▸ STATED GOAL
From the material below, list every line containing "image".

▸ GIVEN DATA
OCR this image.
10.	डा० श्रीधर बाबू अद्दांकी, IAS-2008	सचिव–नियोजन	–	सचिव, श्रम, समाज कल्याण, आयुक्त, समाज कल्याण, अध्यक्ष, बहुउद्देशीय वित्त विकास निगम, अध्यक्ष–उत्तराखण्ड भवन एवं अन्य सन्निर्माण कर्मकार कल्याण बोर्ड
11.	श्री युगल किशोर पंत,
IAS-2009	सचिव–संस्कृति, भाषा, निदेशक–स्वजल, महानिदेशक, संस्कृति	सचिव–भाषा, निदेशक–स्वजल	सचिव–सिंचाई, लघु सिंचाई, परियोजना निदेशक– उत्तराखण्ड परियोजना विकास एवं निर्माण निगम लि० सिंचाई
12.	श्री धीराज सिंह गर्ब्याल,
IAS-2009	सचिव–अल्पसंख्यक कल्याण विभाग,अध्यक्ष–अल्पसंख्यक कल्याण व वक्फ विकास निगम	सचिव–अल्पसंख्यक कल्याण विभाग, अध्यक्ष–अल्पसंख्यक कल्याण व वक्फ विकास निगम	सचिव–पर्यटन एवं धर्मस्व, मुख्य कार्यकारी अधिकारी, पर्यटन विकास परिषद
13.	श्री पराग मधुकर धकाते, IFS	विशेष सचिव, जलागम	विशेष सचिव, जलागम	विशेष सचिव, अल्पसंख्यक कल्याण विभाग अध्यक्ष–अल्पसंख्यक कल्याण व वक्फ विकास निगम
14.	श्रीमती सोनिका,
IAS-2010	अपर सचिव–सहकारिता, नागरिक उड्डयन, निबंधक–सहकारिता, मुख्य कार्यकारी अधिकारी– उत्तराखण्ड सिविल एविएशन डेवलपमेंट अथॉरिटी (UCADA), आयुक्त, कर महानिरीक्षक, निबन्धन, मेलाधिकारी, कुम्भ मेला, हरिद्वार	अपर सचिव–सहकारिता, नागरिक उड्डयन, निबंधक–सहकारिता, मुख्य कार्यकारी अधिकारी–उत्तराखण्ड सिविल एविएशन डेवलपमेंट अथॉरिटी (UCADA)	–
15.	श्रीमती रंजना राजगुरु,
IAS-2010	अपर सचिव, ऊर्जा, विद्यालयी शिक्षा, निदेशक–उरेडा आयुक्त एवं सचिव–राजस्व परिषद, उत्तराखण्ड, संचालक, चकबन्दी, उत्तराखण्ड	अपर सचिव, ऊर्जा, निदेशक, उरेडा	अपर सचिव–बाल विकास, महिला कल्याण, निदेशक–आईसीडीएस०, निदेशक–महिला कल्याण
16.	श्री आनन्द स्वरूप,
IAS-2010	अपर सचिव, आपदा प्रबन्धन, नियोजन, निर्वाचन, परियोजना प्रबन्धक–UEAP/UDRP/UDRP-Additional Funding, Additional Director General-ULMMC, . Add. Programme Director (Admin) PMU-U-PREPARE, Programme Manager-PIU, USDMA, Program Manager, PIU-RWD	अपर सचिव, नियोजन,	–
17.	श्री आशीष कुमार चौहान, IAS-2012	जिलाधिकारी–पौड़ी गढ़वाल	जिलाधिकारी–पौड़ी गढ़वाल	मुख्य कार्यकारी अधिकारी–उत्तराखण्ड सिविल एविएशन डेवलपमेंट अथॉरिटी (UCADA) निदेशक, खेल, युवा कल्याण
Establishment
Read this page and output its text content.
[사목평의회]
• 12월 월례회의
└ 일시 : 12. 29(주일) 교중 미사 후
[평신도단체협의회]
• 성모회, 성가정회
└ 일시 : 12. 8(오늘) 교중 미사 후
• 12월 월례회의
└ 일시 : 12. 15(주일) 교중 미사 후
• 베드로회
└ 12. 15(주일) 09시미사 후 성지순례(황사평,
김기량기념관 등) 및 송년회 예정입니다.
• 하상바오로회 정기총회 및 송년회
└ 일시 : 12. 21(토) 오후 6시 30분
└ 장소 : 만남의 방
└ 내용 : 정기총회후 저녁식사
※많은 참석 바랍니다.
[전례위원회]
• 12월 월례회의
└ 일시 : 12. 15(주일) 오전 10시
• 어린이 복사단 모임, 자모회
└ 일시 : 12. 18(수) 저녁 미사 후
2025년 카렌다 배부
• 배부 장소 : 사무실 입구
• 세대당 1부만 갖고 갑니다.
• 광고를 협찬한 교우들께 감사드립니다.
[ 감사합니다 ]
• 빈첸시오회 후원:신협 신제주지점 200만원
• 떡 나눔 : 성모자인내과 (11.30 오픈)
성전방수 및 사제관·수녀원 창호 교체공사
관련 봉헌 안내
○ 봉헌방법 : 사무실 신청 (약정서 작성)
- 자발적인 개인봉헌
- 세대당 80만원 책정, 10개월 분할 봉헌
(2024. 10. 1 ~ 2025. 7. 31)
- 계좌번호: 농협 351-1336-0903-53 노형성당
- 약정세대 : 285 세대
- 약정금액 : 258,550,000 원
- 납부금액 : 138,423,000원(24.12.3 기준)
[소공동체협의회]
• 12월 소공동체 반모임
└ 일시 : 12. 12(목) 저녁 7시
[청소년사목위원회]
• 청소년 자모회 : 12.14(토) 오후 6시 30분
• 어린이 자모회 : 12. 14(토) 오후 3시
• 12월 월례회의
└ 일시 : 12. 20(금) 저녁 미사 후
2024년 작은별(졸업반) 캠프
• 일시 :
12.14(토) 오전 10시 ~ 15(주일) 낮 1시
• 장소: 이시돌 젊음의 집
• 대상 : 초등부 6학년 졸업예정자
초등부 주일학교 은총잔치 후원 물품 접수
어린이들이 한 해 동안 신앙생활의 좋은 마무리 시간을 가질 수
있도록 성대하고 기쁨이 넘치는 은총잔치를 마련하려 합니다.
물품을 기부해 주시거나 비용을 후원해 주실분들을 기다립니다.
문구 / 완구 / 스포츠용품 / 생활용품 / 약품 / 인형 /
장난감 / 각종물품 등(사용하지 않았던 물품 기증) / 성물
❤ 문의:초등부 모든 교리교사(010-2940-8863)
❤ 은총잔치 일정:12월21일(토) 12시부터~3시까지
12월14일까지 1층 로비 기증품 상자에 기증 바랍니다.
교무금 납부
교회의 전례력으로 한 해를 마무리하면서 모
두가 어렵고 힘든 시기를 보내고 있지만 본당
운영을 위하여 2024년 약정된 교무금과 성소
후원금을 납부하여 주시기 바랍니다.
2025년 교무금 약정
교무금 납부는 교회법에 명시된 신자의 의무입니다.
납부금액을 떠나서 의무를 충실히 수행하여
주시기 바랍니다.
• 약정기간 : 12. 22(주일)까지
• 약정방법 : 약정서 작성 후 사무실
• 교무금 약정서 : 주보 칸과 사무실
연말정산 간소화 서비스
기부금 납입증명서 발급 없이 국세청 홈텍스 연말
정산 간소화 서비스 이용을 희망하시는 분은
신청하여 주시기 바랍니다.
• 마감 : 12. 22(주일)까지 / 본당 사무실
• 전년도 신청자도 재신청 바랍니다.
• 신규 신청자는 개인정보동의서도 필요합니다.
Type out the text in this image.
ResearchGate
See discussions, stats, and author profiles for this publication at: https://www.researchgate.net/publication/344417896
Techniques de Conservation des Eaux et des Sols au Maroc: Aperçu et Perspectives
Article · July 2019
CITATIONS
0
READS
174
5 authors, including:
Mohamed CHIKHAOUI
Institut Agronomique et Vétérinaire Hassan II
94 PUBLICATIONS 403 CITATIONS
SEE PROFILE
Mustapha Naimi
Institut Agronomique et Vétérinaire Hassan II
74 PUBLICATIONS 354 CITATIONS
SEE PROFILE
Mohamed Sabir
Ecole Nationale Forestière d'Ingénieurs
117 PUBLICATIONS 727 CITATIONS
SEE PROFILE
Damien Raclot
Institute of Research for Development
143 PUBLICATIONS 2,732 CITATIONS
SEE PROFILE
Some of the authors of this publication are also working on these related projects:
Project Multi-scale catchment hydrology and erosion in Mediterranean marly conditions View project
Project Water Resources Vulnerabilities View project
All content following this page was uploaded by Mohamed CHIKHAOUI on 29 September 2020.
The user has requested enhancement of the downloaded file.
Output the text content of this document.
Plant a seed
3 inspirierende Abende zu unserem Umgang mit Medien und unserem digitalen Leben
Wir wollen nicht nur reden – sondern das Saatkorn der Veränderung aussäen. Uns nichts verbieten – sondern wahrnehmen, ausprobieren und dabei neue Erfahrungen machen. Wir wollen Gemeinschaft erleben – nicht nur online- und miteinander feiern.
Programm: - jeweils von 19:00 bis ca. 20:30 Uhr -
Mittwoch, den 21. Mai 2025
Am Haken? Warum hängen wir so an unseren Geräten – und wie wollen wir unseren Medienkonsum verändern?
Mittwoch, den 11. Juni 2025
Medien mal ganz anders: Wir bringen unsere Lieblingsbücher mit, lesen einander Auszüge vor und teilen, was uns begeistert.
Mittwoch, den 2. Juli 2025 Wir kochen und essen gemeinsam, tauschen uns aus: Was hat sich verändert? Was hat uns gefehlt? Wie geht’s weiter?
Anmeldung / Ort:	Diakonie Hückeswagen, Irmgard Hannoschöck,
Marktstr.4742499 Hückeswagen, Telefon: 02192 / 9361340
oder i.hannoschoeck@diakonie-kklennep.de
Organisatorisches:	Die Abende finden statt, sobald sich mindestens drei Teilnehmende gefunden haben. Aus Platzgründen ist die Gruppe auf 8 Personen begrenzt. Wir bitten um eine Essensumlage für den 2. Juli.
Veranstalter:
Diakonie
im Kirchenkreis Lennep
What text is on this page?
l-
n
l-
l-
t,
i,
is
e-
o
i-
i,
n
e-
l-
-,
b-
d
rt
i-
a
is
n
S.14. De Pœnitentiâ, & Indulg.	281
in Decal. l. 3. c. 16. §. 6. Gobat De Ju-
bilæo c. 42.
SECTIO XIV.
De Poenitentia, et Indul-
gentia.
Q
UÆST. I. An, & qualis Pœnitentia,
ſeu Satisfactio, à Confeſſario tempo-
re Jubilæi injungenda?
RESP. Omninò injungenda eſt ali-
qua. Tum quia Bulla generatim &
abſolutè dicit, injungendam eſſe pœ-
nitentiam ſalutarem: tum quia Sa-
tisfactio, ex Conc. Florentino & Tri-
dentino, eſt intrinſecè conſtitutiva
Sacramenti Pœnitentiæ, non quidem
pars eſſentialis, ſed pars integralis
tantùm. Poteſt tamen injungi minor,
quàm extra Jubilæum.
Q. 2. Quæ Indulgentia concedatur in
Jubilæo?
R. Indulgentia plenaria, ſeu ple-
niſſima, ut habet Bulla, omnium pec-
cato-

▸ OUTPUT FOR THIS TASK
OCR this image.
Type out the text in this image.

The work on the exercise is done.